**WRITTEN TASK:** Reproduce verbatim every line of the listing below between the line holding "347, 166, 377]" and the line holding "203, 73, 216]", inclusive.

**INFORMATION SUPPLIED:**
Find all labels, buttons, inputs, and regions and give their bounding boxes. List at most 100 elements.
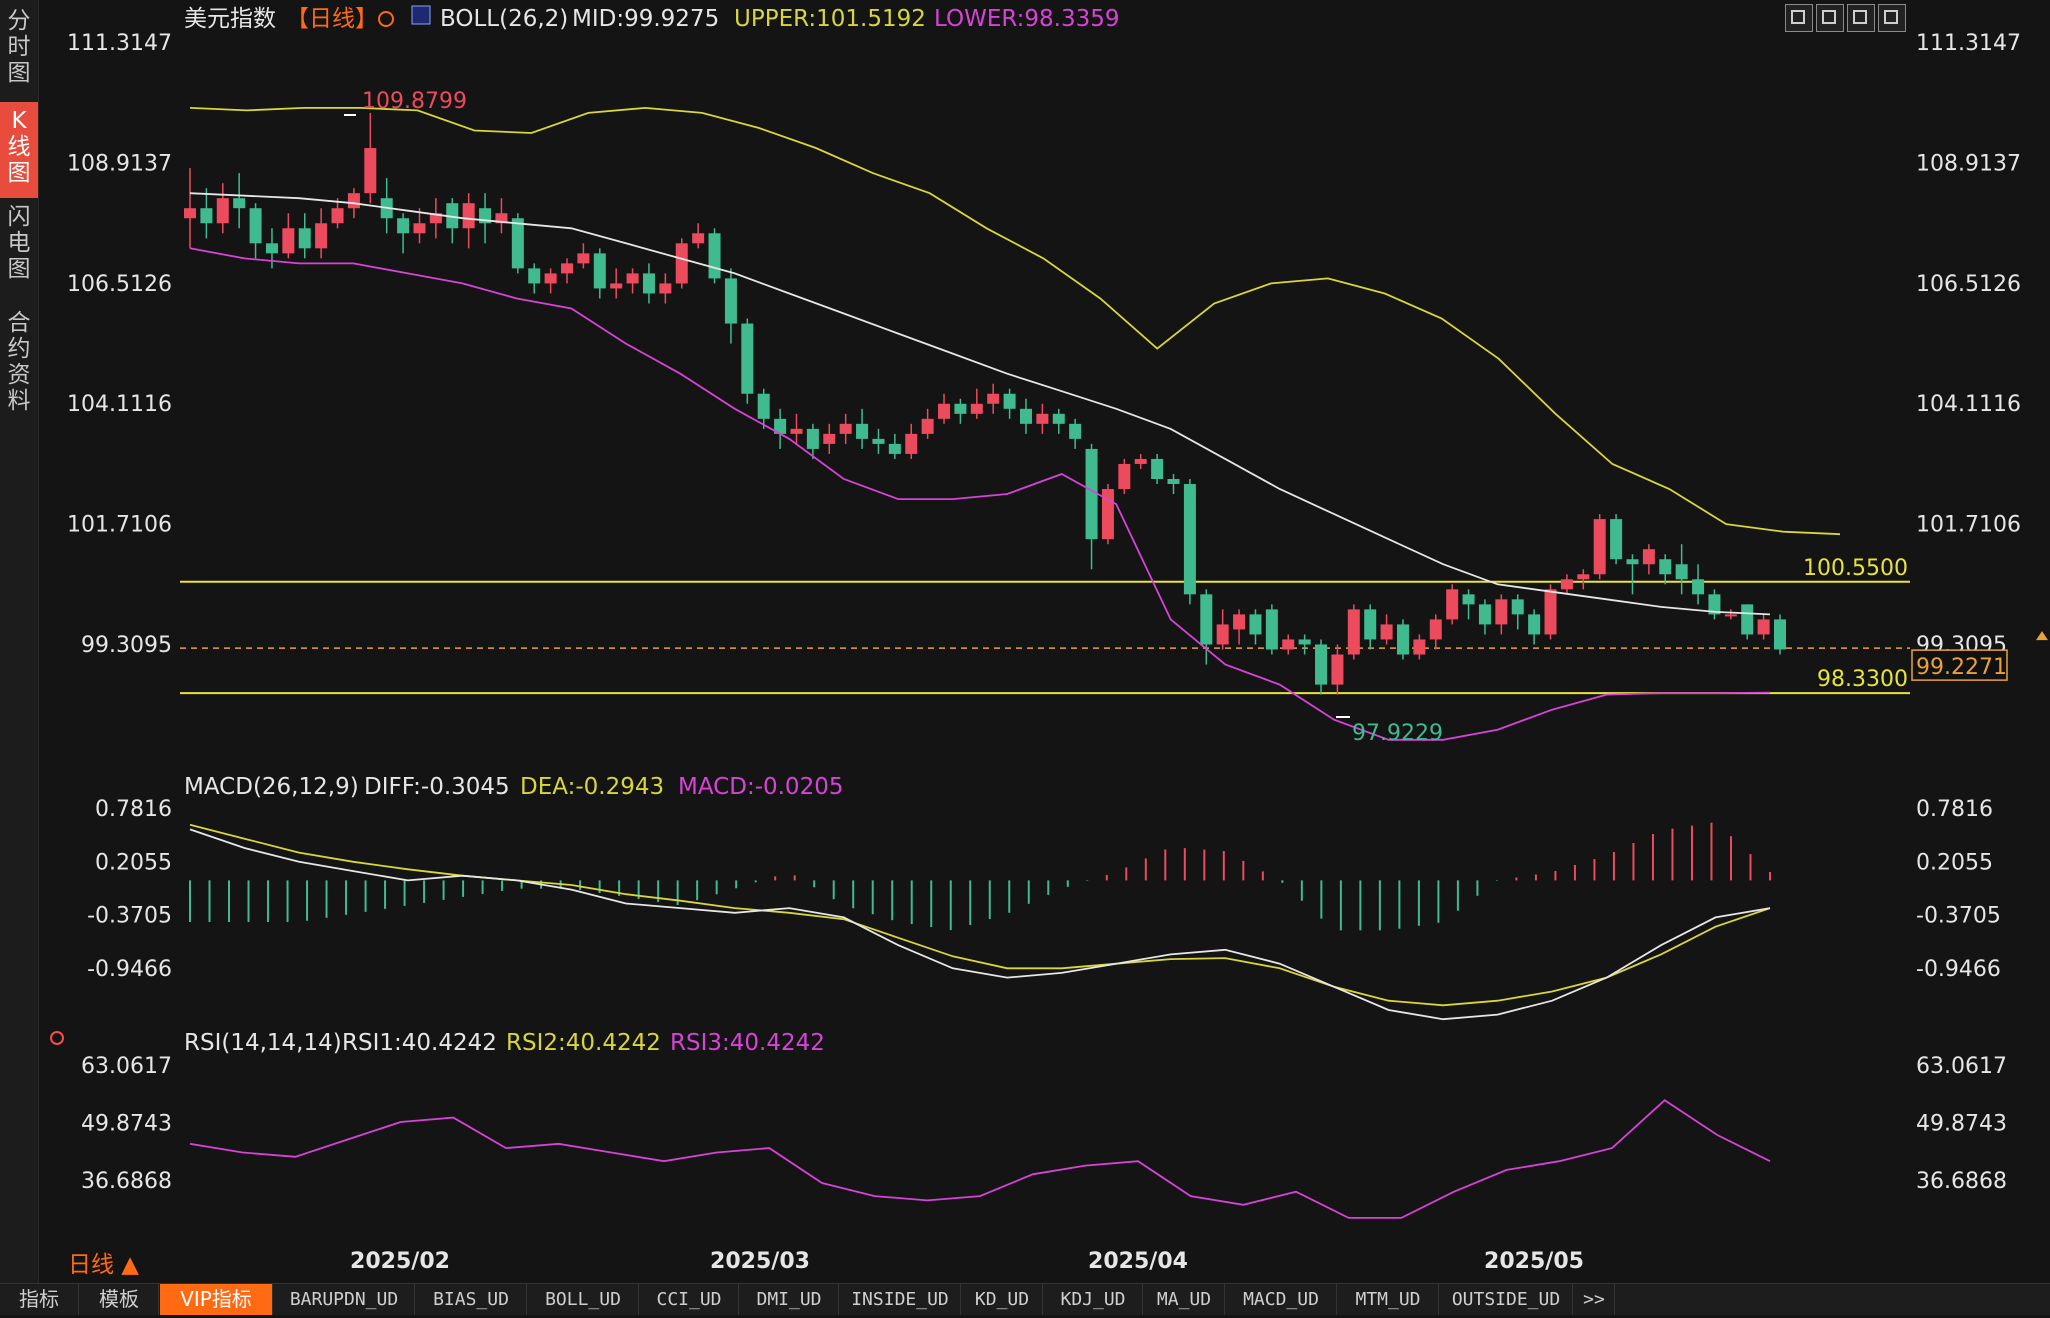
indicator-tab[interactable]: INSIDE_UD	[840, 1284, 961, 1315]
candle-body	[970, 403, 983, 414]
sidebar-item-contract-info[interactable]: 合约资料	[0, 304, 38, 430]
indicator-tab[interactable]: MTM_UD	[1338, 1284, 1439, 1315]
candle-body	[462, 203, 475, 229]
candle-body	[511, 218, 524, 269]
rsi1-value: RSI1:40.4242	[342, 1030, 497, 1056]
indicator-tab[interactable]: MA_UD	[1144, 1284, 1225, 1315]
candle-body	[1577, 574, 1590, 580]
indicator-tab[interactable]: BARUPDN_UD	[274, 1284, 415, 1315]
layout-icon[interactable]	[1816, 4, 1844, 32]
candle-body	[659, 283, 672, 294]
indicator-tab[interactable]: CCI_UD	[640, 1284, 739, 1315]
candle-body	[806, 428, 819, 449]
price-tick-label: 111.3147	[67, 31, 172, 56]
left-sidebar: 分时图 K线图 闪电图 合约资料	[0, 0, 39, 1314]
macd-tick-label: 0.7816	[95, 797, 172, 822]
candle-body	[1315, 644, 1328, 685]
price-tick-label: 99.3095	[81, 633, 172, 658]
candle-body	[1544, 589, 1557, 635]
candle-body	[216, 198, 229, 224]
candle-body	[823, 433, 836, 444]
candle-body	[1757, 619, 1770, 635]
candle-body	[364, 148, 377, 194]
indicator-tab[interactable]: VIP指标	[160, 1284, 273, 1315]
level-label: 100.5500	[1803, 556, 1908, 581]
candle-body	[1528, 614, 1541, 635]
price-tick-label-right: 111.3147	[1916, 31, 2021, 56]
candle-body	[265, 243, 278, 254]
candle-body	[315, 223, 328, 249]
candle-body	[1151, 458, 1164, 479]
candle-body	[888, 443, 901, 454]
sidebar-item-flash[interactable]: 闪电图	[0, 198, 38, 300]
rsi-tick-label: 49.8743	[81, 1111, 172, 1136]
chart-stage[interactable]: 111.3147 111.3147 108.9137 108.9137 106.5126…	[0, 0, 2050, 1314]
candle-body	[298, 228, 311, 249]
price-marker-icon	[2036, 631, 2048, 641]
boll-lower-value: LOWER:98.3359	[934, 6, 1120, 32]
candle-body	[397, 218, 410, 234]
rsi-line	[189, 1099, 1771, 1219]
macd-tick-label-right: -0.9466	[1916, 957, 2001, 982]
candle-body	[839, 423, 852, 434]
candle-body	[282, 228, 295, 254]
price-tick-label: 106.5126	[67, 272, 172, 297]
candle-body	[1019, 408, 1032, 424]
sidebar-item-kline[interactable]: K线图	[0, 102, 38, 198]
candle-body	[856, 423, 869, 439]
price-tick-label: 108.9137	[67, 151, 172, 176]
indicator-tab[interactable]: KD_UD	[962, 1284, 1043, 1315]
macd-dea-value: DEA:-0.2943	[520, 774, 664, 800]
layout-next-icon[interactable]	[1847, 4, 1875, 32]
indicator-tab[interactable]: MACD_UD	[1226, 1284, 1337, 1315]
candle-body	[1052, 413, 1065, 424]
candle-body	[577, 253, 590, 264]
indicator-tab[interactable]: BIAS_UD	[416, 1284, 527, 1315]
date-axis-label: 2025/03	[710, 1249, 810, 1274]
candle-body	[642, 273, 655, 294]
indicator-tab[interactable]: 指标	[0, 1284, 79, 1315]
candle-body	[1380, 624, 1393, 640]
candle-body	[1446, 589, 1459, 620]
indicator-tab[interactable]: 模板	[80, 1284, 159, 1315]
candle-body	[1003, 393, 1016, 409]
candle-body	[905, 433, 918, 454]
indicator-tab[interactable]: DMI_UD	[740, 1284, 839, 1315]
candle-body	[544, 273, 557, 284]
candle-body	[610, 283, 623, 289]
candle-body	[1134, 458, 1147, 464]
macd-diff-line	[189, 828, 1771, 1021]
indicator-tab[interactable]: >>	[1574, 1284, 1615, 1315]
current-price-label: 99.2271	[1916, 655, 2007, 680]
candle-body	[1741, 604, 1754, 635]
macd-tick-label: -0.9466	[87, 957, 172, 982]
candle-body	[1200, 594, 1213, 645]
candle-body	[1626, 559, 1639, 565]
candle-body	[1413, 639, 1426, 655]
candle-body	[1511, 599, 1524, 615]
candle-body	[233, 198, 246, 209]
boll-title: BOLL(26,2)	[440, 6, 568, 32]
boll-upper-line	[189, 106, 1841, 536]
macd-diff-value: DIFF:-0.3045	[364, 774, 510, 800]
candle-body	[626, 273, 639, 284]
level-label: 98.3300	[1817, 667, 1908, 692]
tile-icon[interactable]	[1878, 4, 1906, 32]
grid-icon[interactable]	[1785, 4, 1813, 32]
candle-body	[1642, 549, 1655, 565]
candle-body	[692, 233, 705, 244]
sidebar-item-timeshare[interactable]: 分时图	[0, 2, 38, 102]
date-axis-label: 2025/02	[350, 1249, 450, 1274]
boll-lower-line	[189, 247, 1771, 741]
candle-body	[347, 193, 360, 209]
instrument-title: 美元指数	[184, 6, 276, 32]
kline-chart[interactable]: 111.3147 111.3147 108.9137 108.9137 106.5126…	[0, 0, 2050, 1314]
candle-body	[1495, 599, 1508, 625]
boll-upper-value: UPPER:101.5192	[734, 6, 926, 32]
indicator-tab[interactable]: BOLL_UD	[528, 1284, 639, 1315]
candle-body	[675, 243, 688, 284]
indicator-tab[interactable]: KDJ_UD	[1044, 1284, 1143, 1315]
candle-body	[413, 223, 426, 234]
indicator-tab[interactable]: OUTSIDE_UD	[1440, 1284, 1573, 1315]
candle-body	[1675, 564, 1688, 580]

* * *

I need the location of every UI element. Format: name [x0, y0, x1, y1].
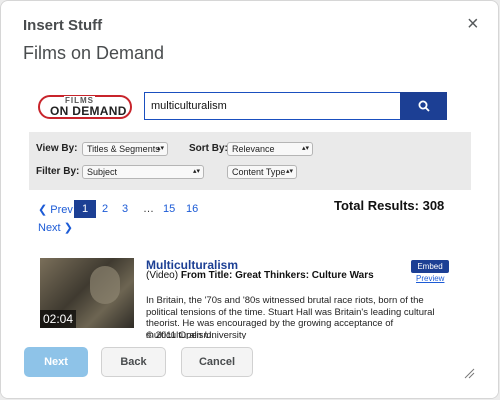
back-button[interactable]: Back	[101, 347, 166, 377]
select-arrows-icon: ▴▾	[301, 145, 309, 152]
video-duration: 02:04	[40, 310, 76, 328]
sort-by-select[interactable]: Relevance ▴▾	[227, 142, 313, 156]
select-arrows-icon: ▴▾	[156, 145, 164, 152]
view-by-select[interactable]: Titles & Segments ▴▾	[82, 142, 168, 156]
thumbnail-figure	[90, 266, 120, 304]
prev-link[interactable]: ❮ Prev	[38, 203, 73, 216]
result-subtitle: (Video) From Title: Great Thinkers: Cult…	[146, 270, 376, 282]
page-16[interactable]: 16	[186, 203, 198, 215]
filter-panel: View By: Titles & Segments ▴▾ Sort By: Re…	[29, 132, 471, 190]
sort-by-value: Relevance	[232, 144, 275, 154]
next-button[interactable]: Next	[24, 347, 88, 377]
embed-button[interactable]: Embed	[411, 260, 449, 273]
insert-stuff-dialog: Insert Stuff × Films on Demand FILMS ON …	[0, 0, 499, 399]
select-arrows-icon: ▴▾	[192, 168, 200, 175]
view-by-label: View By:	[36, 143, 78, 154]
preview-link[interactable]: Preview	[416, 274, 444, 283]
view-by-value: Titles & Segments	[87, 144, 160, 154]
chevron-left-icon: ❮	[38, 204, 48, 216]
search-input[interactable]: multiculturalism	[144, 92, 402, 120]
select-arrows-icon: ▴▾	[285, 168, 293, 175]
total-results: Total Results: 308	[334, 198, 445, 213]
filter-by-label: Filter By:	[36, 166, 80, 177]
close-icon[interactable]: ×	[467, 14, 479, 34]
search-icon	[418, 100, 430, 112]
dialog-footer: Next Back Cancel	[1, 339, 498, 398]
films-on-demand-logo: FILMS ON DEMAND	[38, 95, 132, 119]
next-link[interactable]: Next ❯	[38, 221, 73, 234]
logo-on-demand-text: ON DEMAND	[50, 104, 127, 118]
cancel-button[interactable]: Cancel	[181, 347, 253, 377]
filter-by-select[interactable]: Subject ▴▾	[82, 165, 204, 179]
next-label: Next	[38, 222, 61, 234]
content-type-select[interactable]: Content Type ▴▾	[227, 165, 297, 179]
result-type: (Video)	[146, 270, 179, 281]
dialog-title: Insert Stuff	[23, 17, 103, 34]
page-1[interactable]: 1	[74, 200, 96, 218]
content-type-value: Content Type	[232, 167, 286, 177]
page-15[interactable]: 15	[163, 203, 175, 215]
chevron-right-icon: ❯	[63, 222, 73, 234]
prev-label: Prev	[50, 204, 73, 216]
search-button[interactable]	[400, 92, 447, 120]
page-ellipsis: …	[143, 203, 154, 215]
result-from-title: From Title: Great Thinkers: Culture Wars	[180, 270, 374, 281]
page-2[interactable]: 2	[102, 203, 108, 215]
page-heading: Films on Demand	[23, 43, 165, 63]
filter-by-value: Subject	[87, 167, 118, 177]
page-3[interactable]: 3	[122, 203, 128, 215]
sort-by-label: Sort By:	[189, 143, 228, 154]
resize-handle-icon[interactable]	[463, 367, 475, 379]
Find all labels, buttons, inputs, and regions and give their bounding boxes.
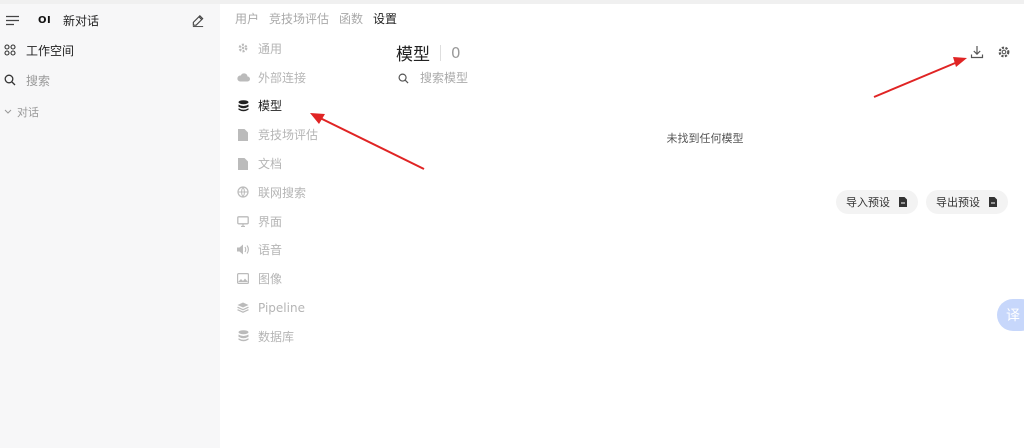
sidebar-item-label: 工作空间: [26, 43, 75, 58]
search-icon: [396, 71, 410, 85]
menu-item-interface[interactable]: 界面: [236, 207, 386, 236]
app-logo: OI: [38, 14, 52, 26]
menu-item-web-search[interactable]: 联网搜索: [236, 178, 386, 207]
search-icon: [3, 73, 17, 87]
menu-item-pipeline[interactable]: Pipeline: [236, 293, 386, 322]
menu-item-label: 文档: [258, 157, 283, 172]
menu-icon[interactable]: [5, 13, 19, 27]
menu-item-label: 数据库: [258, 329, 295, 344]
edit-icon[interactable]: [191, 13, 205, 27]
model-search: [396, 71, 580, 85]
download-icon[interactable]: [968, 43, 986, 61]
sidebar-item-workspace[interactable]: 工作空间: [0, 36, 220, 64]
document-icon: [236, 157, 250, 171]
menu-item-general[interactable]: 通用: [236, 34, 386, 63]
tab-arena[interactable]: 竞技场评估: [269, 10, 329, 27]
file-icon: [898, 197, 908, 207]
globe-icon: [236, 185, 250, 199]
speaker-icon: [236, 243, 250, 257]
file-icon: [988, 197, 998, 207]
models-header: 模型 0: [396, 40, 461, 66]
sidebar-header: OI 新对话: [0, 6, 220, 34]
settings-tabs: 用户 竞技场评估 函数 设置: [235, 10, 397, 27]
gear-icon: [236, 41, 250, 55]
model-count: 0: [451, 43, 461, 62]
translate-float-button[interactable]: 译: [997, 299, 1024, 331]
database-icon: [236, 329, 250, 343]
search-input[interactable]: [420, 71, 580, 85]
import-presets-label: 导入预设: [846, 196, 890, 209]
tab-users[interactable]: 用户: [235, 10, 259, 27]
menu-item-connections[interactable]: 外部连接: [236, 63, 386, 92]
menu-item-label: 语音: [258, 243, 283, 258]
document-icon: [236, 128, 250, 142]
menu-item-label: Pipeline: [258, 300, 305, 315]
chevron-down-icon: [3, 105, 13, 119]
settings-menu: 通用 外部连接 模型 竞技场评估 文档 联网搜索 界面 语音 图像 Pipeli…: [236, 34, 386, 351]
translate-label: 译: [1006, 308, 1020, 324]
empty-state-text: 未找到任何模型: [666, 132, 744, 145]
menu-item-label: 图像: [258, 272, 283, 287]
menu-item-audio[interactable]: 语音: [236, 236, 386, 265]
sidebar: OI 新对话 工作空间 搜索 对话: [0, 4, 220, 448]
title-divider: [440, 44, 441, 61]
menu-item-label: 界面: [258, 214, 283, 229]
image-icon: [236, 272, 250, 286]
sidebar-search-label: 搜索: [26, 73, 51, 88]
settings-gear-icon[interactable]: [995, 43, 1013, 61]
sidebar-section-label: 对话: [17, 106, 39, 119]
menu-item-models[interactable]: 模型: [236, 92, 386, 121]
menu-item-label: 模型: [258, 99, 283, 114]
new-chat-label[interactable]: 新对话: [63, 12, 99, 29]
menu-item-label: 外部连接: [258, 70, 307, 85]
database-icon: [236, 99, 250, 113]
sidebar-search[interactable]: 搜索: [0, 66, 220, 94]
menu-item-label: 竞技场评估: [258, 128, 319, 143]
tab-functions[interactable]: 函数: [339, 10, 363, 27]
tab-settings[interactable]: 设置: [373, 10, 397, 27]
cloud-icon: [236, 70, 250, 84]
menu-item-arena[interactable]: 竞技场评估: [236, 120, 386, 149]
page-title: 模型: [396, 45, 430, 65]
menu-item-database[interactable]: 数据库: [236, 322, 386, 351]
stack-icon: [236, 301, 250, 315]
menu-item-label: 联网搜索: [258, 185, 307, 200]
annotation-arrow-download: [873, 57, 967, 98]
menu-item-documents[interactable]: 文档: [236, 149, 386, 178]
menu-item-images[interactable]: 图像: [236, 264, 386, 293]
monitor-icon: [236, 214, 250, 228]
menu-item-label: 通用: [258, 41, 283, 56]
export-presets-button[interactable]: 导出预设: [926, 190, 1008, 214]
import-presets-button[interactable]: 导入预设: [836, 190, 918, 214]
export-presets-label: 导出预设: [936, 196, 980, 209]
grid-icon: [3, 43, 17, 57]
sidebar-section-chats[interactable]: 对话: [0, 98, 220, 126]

**EXPECTED OUTPUT:**
back-button[interactable]: Back	[101, 347, 166, 377]
select-arrows-icon: ▴▾	[301, 145, 309, 152]
video-duration: 02:04	[40, 310, 76, 328]
sort-by-select[interactable]: Relevance ▴▾	[227, 142, 313, 156]
select-arrows-icon: ▴▾	[156, 145, 164, 152]
view-by-select[interactable]: Titles & Segments ▴▾	[82, 142, 168, 156]
thumbnail-figure	[90, 266, 120, 304]
prev-link[interactable]: ❮ Prev	[38, 203, 73, 216]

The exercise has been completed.